EXCERPTED DATA:
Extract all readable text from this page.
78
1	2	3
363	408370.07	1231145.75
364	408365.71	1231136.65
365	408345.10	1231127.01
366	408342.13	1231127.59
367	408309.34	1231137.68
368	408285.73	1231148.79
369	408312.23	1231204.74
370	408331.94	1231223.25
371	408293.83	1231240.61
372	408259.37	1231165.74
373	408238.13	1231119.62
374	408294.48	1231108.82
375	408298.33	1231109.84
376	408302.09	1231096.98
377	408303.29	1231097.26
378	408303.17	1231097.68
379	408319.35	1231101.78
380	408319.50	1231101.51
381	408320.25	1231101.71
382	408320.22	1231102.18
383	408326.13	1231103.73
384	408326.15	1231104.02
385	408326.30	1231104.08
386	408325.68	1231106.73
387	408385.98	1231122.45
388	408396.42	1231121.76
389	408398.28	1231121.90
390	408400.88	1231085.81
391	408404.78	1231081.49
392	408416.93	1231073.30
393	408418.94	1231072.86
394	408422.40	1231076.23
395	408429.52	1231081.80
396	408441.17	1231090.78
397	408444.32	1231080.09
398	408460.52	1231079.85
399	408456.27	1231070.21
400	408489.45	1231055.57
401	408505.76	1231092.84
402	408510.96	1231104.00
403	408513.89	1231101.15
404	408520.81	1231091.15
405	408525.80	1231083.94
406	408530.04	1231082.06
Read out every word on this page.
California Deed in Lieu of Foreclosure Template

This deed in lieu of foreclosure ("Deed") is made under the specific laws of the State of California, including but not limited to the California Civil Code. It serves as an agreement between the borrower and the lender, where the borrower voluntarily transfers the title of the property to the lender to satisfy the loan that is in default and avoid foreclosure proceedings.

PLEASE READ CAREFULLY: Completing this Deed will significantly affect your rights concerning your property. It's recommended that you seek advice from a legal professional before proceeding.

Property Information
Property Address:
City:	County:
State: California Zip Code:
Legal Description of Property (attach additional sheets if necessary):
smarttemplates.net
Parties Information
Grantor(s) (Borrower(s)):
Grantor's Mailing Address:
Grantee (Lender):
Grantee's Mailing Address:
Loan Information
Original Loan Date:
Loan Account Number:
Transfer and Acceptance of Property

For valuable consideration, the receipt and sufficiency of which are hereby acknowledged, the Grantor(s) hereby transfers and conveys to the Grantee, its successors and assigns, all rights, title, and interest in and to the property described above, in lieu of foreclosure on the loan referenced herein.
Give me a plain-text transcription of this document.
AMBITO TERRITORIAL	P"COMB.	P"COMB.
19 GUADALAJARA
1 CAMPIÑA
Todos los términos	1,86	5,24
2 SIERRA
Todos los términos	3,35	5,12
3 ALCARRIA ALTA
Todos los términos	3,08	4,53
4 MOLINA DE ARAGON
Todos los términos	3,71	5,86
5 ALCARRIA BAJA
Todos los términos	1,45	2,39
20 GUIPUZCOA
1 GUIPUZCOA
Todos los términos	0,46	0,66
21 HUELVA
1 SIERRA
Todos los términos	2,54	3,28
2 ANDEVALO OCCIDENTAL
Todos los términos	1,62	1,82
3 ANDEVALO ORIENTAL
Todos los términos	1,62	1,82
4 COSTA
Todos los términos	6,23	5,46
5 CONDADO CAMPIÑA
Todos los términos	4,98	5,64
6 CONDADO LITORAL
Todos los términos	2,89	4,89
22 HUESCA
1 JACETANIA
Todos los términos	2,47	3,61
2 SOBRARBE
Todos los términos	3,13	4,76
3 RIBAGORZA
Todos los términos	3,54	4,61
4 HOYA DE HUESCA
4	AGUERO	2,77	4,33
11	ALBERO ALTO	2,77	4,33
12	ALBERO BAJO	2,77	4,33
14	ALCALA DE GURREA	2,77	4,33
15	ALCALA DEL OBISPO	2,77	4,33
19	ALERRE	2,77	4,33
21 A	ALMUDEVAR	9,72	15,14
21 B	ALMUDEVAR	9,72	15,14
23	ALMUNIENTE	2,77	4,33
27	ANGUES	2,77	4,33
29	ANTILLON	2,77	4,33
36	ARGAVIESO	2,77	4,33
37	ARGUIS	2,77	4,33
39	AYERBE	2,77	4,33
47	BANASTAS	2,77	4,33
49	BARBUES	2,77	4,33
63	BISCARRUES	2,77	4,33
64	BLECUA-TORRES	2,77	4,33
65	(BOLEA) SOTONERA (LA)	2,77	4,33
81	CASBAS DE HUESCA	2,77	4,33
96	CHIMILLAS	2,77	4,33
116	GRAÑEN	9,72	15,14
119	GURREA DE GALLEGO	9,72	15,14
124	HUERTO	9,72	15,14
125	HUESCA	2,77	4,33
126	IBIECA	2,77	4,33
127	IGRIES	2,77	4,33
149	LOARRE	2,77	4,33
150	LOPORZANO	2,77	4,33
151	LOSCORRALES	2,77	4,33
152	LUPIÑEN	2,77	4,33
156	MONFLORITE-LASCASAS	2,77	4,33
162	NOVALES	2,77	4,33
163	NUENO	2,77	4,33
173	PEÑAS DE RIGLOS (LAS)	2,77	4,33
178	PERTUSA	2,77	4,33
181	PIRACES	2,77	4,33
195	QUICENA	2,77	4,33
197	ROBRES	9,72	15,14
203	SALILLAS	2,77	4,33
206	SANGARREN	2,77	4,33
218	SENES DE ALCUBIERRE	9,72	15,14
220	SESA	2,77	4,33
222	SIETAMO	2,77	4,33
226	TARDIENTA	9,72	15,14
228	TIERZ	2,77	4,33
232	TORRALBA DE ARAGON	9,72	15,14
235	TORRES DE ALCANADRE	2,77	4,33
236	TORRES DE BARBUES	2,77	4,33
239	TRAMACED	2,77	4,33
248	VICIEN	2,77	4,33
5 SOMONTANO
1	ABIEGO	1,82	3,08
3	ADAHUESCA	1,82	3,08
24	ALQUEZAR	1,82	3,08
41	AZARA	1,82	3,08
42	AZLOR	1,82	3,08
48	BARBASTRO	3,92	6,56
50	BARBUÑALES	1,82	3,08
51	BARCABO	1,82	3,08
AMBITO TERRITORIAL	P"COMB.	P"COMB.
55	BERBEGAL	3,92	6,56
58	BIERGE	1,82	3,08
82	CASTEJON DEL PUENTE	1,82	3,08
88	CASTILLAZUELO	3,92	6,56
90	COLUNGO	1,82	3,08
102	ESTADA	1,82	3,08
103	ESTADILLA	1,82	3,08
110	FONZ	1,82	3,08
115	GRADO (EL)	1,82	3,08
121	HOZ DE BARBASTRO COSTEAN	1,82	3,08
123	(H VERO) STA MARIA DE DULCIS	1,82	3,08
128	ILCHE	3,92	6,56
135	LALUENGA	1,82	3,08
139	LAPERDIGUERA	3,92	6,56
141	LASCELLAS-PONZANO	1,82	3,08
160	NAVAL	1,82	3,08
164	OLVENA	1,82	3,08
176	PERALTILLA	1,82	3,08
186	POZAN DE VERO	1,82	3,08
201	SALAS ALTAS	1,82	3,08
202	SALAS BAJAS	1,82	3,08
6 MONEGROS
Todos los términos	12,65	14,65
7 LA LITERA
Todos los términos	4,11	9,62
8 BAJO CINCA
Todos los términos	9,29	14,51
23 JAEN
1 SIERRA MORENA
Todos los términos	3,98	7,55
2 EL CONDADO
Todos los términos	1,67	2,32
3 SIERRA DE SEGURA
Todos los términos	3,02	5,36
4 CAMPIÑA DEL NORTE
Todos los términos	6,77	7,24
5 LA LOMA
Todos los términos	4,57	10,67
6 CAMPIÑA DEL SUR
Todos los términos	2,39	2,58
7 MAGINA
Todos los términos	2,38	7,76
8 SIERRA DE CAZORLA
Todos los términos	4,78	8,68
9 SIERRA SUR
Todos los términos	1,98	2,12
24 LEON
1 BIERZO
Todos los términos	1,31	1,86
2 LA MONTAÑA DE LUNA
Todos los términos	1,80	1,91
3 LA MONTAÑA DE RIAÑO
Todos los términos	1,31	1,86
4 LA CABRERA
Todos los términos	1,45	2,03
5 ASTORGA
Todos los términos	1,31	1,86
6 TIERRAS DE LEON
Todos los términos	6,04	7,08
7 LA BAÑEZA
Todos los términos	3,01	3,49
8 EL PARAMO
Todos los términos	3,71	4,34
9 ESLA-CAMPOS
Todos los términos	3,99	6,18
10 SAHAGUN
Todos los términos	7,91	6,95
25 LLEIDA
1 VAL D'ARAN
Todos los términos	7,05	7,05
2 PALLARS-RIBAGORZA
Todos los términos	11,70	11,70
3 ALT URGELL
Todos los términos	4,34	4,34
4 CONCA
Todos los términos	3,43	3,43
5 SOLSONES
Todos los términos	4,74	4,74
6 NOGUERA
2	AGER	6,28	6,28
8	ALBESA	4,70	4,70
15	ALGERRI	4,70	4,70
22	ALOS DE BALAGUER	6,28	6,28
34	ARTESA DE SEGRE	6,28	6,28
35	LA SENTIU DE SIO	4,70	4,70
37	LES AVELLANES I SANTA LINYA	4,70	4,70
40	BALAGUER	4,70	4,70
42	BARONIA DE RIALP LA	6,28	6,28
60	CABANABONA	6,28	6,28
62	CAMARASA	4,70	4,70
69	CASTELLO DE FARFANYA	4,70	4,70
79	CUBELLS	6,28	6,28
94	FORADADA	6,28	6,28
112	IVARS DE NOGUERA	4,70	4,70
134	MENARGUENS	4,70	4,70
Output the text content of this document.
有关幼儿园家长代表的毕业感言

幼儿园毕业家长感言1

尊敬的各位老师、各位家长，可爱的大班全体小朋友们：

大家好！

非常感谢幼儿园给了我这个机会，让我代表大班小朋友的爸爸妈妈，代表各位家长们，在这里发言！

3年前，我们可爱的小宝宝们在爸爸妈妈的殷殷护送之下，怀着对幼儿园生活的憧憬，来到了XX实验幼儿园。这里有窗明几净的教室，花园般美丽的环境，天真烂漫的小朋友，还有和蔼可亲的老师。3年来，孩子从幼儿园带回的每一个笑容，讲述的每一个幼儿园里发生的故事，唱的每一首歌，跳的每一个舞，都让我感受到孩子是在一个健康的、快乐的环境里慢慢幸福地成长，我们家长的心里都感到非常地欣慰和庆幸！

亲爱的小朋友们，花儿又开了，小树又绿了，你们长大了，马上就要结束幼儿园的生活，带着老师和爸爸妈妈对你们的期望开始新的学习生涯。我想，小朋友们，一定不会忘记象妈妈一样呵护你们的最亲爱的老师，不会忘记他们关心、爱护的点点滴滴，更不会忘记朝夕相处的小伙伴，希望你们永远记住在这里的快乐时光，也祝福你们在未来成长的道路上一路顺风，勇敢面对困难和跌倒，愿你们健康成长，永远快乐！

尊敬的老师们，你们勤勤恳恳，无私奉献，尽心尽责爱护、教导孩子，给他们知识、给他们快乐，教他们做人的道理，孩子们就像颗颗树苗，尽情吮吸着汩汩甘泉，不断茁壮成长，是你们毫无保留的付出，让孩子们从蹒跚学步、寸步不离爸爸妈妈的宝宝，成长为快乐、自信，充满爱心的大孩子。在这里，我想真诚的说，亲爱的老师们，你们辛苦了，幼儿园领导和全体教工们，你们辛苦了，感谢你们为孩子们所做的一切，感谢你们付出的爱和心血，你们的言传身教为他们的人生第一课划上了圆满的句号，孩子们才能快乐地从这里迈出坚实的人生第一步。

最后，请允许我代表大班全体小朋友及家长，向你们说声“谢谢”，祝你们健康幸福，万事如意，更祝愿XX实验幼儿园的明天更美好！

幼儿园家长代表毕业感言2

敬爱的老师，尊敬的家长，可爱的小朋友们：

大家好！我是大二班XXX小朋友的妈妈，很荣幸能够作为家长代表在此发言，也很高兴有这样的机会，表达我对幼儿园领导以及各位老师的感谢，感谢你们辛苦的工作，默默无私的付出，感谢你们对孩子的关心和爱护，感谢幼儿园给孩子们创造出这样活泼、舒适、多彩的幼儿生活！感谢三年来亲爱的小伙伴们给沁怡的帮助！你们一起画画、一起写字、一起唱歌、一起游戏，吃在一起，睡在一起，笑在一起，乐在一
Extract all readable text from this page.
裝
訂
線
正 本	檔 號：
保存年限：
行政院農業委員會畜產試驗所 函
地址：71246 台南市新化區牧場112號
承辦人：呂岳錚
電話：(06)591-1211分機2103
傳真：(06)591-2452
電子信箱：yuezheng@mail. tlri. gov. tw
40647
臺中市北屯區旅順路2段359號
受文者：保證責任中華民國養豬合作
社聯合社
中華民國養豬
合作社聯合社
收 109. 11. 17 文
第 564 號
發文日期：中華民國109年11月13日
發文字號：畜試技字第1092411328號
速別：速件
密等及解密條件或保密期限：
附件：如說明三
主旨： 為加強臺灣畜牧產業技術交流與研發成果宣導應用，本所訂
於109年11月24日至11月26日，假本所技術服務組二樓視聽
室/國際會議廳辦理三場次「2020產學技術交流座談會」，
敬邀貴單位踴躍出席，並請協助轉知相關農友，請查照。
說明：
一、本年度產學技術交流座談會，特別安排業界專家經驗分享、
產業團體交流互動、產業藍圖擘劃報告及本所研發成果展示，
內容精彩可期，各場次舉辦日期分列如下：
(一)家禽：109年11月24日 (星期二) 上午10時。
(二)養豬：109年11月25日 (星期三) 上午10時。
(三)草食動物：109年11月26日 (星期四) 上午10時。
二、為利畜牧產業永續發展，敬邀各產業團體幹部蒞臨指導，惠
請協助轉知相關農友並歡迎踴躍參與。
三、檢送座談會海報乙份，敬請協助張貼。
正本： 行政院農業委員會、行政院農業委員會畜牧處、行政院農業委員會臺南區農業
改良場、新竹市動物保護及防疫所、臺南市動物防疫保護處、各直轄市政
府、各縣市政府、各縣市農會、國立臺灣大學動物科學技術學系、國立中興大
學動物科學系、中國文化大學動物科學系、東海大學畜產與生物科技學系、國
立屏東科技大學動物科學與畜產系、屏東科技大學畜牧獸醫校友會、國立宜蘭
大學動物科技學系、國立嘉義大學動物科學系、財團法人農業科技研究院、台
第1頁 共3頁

EXERCISE INSTRUCTIONS:
Starting from the line with "Output the text content of this document." and ending with the final line of the data, quote every line exactly, both ends included.

SOLUTION FOR THIS PROBLEM:
Output the text content of this document.
有关幼儿园家长代表的毕业感言

幼儿园毕业家长感言1

尊敬的各位老师、各位家长，可爱的大班全体小朋友们：

大家好！

非常感谢幼儿园给了我这个机会，让我代表大班小朋友的爸爸妈妈，代表各位家长们，在这里发言！

3年前，我们可爱的小宝宝们在爸爸妈妈的殷殷护送之下，怀着对幼儿园生活的憧憬，来到了XX实验幼儿园。这里有窗明几净的教室，花园般美丽的环境，天真烂漫的小朋友，还有和蔼可亲的老师。3年来，孩子从幼儿园带回的每一个笑容，讲述的每一个幼儿园里发生的故事，唱的每一首歌，跳的每一个舞，都让我感受到孩子是在一个健康的、快乐的环境里慢慢幸福地成长，我们家长的心里都感到非常地欣慰和庆幸！

亲爱的小朋友们，花儿又开了，小树又绿了，你们长大了，马上就要结束幼儿园的生活，带着老师和爸爸妈妈对你们的期望开始新的学习生涯。我想，小朋友们，一定不会忘记象妈妈一样呵护你们的最亲爱的老师，不会忘记他们关心、爱护的点点滴滴，更不会忘记朝夕相处的小伙伴，希望你们永远记住在这里的快乐时光，也祝福你们在未来成长的道路上一路顺风，勇敢面对困难和跌倒，愿你们健康成长，永远快乐！

尊敬的老师们，你们勤勤恳恳，无私奉献，尽心尽责爱护、教导孩子，给他们知识、给他们快乐，教他们做人的道理，孩子们就像颗颗树苗，尽情吮吸着汩汩甘泉，不断茁壮成长，是你们毫无保留的付出，让孩子们从蹒跚学步、寸步不离爸爸妈妈的宝宝，成长为快乐、自信，充满爱心的大孩子。在这里，我想真诚的说，亲爱的老师们，你们辛苦了，幼儿园领导和全体教工们，你们辛苦了，感谢你们为孩子们所做的一切，感谢你们付出的爱和心血，你们的言传身教为他们的人生第一课划上了圆满的句号，孩子们才能快乐地从这里迈出坚实的人生第一步。

最后，请允许我代表大班全体小朋友及家长，向你们说声“谢谢”，祝你们健康幸福，万事如意，更祝愿XX实验幼儿园的明天更美好！

幼儿园家长代表毕业感言2

敬爱的老师，尊敬的家长，可爱的小朋友们：

大家好！我是大二班XXX小朋友的妈妈，很荣幸能够作为家长代表在此发言，也很高兴有这样的机会，表达我对幼儿园领导以及各位老师的感谢，感谢你们辛苦的工作，默默无私的付出，感谢你们对孩子的关心和爱护，感谢幼儿园给孩子们创造出这样活泼、舒适、多彩的幼儿生活！感谢三年来亲爱的小伙伴们给沁怡的帮助！你们一起画画、一起写字、一起唱歌、一起游戏，吃在一起，睡在一起，笑在一起，乐在一
Extract all readable text from this page.
裝
訂
線
正 本	檔 號：
保存年限：
行政院農業委員會畜產試驗所 函
地址：71246 台南市新化區牧場112號
承辦人：呂岳錚
電話：(06)591-1211分機2103
傳真：(06)591-2452
電子信箱：yuezheng@mail. tlri. gov. tw
40647
臺中市北屯區旅順路2段359號
受文者：保證責任中華民國養豬合作
社聯合社
中華民國養豬
合作社聯合社
收 109. 11. 17 文
第 564 號
發文日期：中華民國109年11月13日
發文字號：畜試技字第1092411328號
速別：速件
密等及解密條件或保密期限：
附件：如說明三
主旨： 為加強臺灣畜牧產業技術交流與研發成果宣導應用，本所訂
於109年11月24日至11月26日，假本所技術服務組二樓視聽
室/國際會議廳辦理三場次「2020產學技術交流座談會」，
敬邀貴單位踴躍出席，並請協助轉知相關農友，請查照。
說明：
一、本年度產學技術交流座談會，特別安排業界專家經驗分享、
產業團體交流互動、產業藍圖擘劃報告及本所研發成果展示，
內容精彩可期，各場次舉辦日期分列如下：
(一)家禽：109年11月24日 (星期二) 上午10時。
(二)養豬：109年11月25日 (星期三) 上午10時。
(三)草食動物：109年11月26日 (星期四) 上午10時。
二、為利畜牧產業永續發展，敬邀各產業團體幹部蒞臨指導，惠
請協助轉知相關農友並歡迎踴躍參與。
三、檢送座談會海報乙份，敬請協助張貼。
正本： 行政院農業委員會、行政院農業委員會畜牧處、行政院農業委員會臺南區農業
改良場、新竹市動物保護及防疫所、臺南市動物防疫保護處、各直轄市政
府、各縣市政府、各縣市農會、國立臺灣大學動物科學技術學系、國立中興大
學動物科學系、中國文化大學動物科學系、東海大學畜產與生物科技學系、國
立屏東科技大學動物科學與畜產系、屏東科技大學畜牧獸醫校友會、國立宜蘭
大學動物科技學系、國立嘉義大學動物科學系、財團法人農業科技研究院、台
第1頁 共3頁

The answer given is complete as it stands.